Requirement
Go through the listing and return every line with "tradycji" in it.

[A run of records]

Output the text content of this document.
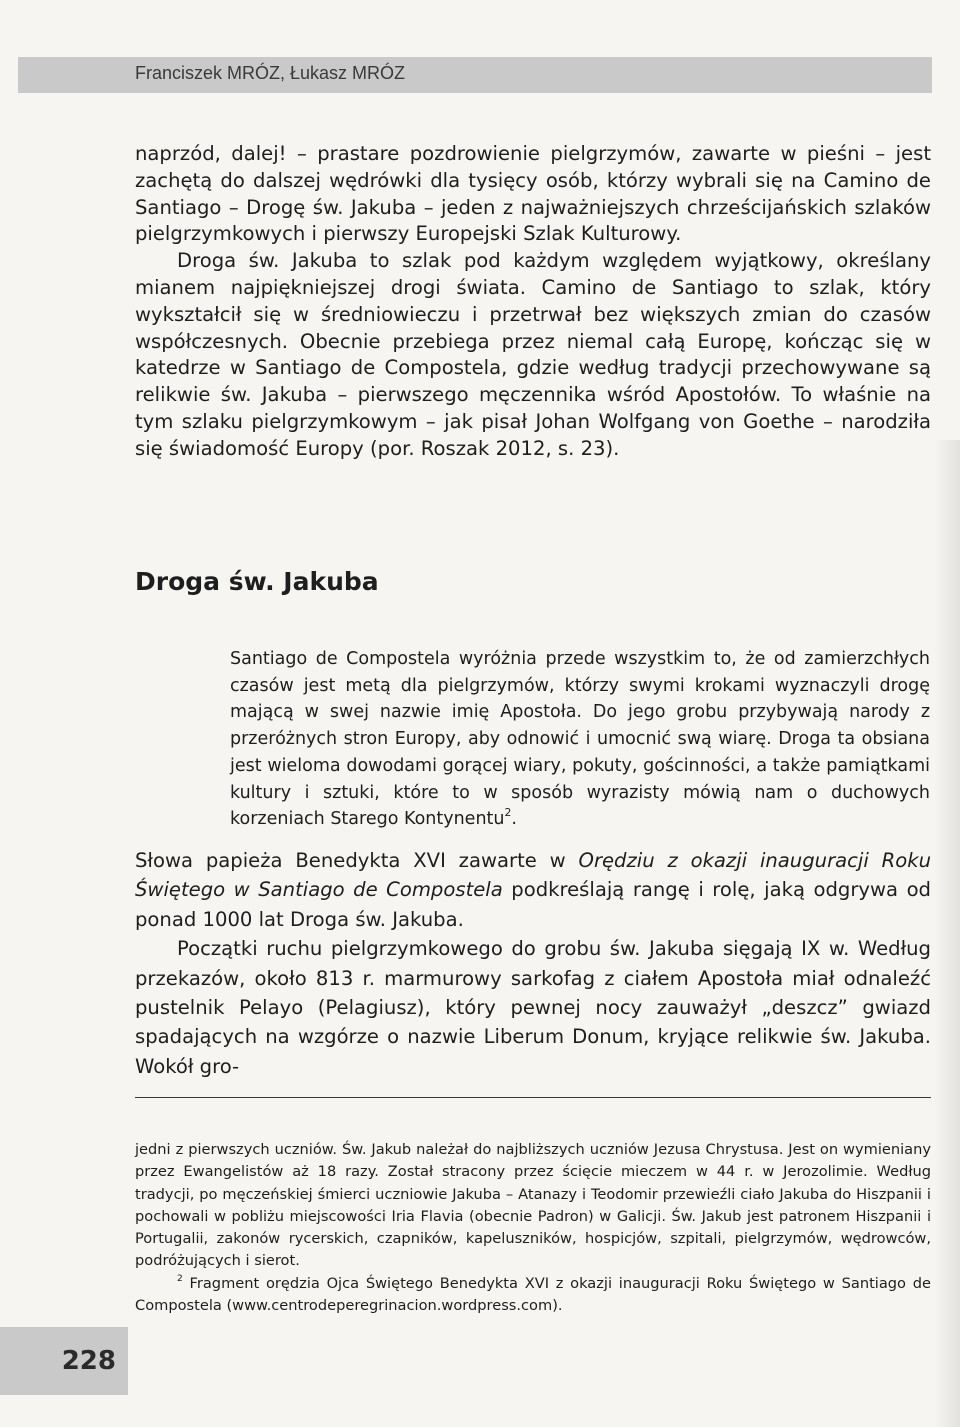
Franciszek MRÓZ, Łukasz MRÓZ

naprzód, dalej! – prastare pozdrowienie pielgrzymów, zawarte w pieśni – jest zachętą do dalszej wędrówki dla tysięcy osób, którzy wybrali się na Camino de Santiago – Drogę św. Jakuba – jeden z najważniejszych chrześcijańskich szlaków pielgrzymkowych i pierwszy Europejski Szlak Kulturowy.

Droga św. Jakuba to szlak pod każdym względem wyjątkowy, określany mianem najpiękniejszej drogi świata. Camino de Santiago to szlak, który wykształcił się w średniowieczu i przetrwał bez większych zmian do czasów współczesnych. Obecnie przebiega przez niemal całą Europę, kończąc się w katedrze w Santiago de Compostela, gdzie według tradycji przechowywane są relikwie św. Jakuba – pierwszego męczennika wśród Apostołów. To właśnie na tym szlaku pielgrzymkowym – jak pisał Johan Wolfgang von Goethe – narodziła się świadomość Europy (por. Roszak 2012, s. 23).

Droga św. Jakuba

Santiago de Compostela wyróżnia przede wszystkim to, że od zamierzchłych czasów jest metą dla pielgrzymów, którzy swymi krokami wyznaczyli drogę mającą w swej nazwie imię Apostoła. Do jego grobu przybywają narody z przeróżnych stron Europy, aby odnowić i umocnić swą wiarę. Droga ta obsiana jest wieloma dowodami gorącej wiary, pokuty, gościnności, a także pamiątkami kultury i sztuki, które to w sposób wyrazisty mówią nam o duchowych korzeniach Starego Kontynentu$^2$.

Słowa papieża Benedykta XVI zawarte w Orędziu z okazji inauguracji Roku Świętego w Santiago de Compostela podkreślają rangę i rolę, jaką odgrywa od ponad 1000 lat Droga św. Jakuba.

Początki ruchu pielgrzymkowego do grobu św. Jakuba sięgają IX w. Według przekazów, około 813 r. marmurowy sarkofag z ciałem Apostoła miał odnaleźć pustelnik Pelayo (Pelagiusz), który pewnej nocy zauważył „deszcz” gwiazd spadających na wzgórze o nazwie Liberum Donum, kryjące relikwie św. Jakuba. Wokół gro-

jedni z pierwszych uczniów. Św. Jakub należał do najbliższych uczniów Jezusa Chrystusa. Jest on wymieniany przez Ewangelistów aż 18 razy. Został stracony przez ścięcie mieczem w 44 r. w Jerozolimie. Według tradycji, po męczeńskiej śmierci uczniowie Jakuba – Atanazy i Teodomir przewieźli ciało Jakuba do Hiszpanii i pochowali w pobliżu miejscowości Iria Flavia (obecnie Padron) w Galicji. Św. Jakub jest patronem Hiszpanii i Portugalii, zakonów rycerskich, czapników, kapeluszników, hospicjów, szpitali, pielgrzymów, wędrowców, podróżujących i sierot.

$^2$ Fragment orędzia Ojca Świętego Benedykta XVI z okazji inauguracji Roku Świętego w Santiago de Compostela (www.centrodeperegrinacion.wordpress.com).

228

Solved problem
Droga św. Jakuba to szlak pod każdym względem wyjątkowy, określany mianem najpiękniejszej drogi świata. Camino de Santiago to szlak, który wykształcił się w średniowieczu i przetrwał bez większych zmian do czasów współczesnych. Obecnie przebiega przez niemal całą Europę, kończąc się w katedrze w Santiago de Compostela, gdzie według tradycji przechowywane są relikwie św. Jakuba – pierwszego męczennika wśród Apostołów. To właśnie na tym szlaku pielgrzymkowym – jak pisał Johan Wolfgang von Goethe – narodziła się świadomość Europy (por. Roszak 2012, s. 23).
jedni z pierwszych uczniów. Św. Jakub należał do najbliższych uczniów Jezusa Chrystusa. Jest on wymieniany przez Ewangelistów aż 18 razy. Został stracony przez ścięcie mieczem w 44 r. w Jerozolimie. Według tradycji, po męczeńskiej śmierci uczniowie Jakuba – Atanazy i Teodomir przewieźli ciało Jakuba do Hiszpanii i pochowali w pobliżu miejscowości Iria Flavia (obecnie Padron) w Galicji. Św. Jakub jest patronem Hiszpanii i Portugalii, zakonów rycerskich, czapników, kapeluszników, hospicjów, szpitali, pielgrzymów, wędrowców, podróżujących i sierot.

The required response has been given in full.